-- start --
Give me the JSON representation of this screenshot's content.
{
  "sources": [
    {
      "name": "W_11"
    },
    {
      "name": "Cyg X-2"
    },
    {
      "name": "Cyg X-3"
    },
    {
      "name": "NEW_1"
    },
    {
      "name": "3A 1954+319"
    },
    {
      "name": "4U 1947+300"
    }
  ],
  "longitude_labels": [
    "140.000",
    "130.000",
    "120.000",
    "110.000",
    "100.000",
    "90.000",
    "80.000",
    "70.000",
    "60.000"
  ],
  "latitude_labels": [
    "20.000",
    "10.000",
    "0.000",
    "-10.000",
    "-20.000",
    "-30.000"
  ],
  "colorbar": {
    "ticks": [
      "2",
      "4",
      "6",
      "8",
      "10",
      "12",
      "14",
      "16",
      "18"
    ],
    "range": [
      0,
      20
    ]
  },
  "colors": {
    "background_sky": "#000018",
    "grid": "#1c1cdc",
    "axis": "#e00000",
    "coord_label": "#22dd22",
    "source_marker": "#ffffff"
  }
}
-- end --
* EXERCISE PROMPT: Reproduce all of the data exactly as given.

* SOLUTION:
Give me the JSON representation of this screenshot's content.
{
  "sources": [
    {
      "name": "W_11"
    },
    {
      "name": "Cyg X-2"
    },
    {
      "name": "Cyg X-3"
    },
    {
      "name": "NEW_1"
    },
    {
      "name": "3A 1954+319"
    },
    {
      "name": "4U 1947+300"
    }
  ],
  "longitude_labels": [
    "140.000",
    "130.000",
    "120.000",
    "110.000",
    "100.000",
    "90.000",
    "80.000",
    "70.000",
    "60.000"
  ],
  "latitude_labels": [
    "20.000",
    "10.000",
    "0.000",
    "-10.000",
    "-20.000",
    "-30.000"
  ],
  "colorbar": {
    "ticks": [
      "2",
      "4",
      "6",
      "8",
      "10",
      "12",
      "14",
      "16",
      "18"
    ],
    "range": [
      0,
      20
    ]
  },
  "colors": {
    "background_sky": "#000018",
    "grid": "#1c1cdc",
    "axis": "#e00000",
    "coord_label": "#22dd22",
    "source_marker": "#ffffff"
  }
}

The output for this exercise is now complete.